_GIVEN TASK_: Output every line of the data exactly as it appears.

_DATA FOR THE TASK_:
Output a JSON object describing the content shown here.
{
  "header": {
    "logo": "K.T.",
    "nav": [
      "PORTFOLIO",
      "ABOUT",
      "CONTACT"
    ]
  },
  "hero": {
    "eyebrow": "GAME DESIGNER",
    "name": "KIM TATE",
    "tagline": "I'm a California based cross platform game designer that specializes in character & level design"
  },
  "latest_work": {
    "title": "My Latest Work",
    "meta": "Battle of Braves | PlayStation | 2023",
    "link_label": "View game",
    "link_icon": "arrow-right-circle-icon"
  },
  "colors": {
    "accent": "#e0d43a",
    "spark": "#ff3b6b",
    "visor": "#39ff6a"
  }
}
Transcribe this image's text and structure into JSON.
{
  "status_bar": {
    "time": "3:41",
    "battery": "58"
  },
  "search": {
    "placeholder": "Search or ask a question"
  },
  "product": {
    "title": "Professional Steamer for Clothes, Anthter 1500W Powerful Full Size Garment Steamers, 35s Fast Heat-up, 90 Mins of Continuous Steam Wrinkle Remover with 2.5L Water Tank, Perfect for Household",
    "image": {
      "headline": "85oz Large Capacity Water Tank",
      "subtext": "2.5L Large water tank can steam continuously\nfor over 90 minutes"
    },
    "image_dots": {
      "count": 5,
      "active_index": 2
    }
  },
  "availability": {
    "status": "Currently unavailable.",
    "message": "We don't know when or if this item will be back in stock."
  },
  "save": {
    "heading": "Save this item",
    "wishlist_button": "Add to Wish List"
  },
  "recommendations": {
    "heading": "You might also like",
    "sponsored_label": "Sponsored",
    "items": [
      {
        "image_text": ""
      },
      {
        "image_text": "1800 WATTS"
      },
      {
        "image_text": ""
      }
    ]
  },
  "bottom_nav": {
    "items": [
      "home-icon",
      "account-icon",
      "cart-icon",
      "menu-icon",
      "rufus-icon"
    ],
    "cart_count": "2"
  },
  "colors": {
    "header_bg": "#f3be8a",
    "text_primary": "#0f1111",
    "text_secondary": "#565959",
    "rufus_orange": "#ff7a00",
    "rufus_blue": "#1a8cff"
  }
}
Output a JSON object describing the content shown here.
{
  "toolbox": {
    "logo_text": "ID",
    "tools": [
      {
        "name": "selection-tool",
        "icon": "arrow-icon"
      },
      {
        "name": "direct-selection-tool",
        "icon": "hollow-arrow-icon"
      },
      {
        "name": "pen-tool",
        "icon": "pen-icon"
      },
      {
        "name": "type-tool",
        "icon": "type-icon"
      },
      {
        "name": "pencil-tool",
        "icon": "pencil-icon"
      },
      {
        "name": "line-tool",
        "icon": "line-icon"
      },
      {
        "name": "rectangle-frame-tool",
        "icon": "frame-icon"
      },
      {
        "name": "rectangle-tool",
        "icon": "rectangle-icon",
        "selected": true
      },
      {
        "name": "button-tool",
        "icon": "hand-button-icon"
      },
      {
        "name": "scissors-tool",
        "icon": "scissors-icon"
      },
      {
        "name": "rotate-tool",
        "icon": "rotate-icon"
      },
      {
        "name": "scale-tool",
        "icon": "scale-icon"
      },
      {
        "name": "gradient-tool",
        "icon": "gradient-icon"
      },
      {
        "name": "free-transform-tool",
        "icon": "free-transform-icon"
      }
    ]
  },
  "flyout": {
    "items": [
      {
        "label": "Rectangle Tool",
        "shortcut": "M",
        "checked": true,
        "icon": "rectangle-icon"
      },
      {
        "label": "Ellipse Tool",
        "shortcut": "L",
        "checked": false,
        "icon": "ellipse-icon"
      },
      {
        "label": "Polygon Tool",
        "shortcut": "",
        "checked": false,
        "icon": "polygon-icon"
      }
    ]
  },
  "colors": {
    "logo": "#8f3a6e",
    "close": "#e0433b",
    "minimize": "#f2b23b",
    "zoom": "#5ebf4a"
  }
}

_WRITTEN REPLY_:
Output a JSON object describing the content shown here.
{
  "header": {
    "logo": "K.T.",
    "nav": [
      "PORTFOLIO",
      "ABOUT",
      "CONTACT"
    ]
  },
  "hero": {
    "eyebrow": "GAME DESIGNER",
    "name": "KIM TATE",
    "tagline": "I'm a California based cross platform game designer that specializes in character & level design"
  },
  "latest_work": {
    "title": "My Latest Work",
    "meta": "Battle of Braves | PlayStation | 2023",
    "link_label": "View game",
    "link_icon": "arrow-right-circle-icon"
  },
  "colors": {
    "accent": "#e0d43a",
    "spark": "#ff3b6b",
    "visor": "#39ff6a"
  }
}
Transcribe this image's text and structure into JSON.
{
  "status_bar": {
    "time": "3:41",
    "battery": "58"
  },
  "search": {
    "placeholder": "Search or ask a question"
  },
  "product": {
    "title": "Professional Steamer for Clothes, Anthter 1500W Powerful Full Size Garment Steamers, 35s Fast Heat-up, 90 Mins of Continuous Steam Wrinkle Remover with 2.5L Water Tank, Perfect for Household",
    "image": {
      "headline": "85oz Large Capacity Water Tank",
      "subtext": "2.5L Large water tank can steam continuously\nfor over 90 minutes"
    },
    "image_dots": {
      "count": 5,
      "active_index": 2
    }
  },
  "availability": {
    "status": "Currently unavailable.",
    "message": "We don't know when or if this item will be back in stock."
  },
  "save": {
    "heading": "Save this item",
    "wishlist_button": "Add to Wish List"
  },
  "recommendations": {
    "heading": "You might also like",
    "sponsored_label": "Sponsored",
    "items": [
      {
        "image_text": ""
      },
      {
        "image_text": "1800 WATTS"
      },
      {
        "image_text": ""
      }
    ]
  },
  "bottom_nav": {
    "items": [
      "home-icon",
      "account-icon",
      "cart-icon",
      "menu-icon",
      "rufus-icon"
    ],
    "cart_count": "2"
  },
  "colors": {
    "header_bg": "#f3be8a",
    "text_primary": "#0f1111",
    "text_secondary": "#565959",
    "rufus_orange": "#ff7a00",
    "rufus_blue": "#1a8cff"
  }
}
Output a JSON object describing the content shown here.
{
  "toolbox": {
    "logo_text": "ID",
    "tools": [
      {
        "name": "selection-tool",
        "icon": "arrow-icon"
      },
      {
        "name": "direct-selection-tool",
        "icon": "hollow-arrow-icon"
      },
      {
        "name": "pen-tool",
        "icon": "pen-icon"
      },
      {
        "name": "type-tool",
        "icon": "type-icon"
      },
      {
        "name": "pencil-tool",
        "icon": "pencil-icon"
      },
      {
        "name": "line-tool",
        "icon": "line-icon"
      },
      {
        "name": "rectangle-frame-tool",
        "icon": "frame-icon"
      },
      {
        "name": "rectangle-tool",
        "icon": "rectangle-icon",
        "selected": true
      },
      {
        "name": "button-tool",
        "icon": "hand-button-icon"
      },
      {
        "name": "scissors-tool",
        "icon": "scissors-icon"
      },
      {
        "name": "rotate-tool",
        "icon": "rotate-icon"
      },
      {
        "name": "scale-tool",
        "icon": "scale-icon"
      },
      {
        "name": "gradient-tool",
        "icon": "gradient-icon"
      },
      {
        "name": "free-transform-tool",
        "icon": "free-transform-icon"
      }
    ]
  },
  "flyout": {
    "items": [
      {
        "label": "Rectangle Tool",
        "shortcut": "M",
        "checked": true,
        "icon": "rectangle-icon"
      },
      {
        "label": "Ellipse Tool",
        "shortcut": "L",
        "checked": false,
        "icon": "ellipse-icon"
      },
      {
        "label": "Polygon Tool",
        "shortcut": "",
        "checked": false,
        "icon": "polygon-icon"
      }
    ]
  },
  "colors": {
    "logo": "#8f3a6e",
    "close": "#e0433b",
    "minimize": "#f2b23b",
    "zoom": "#5ebf4a"
  }
}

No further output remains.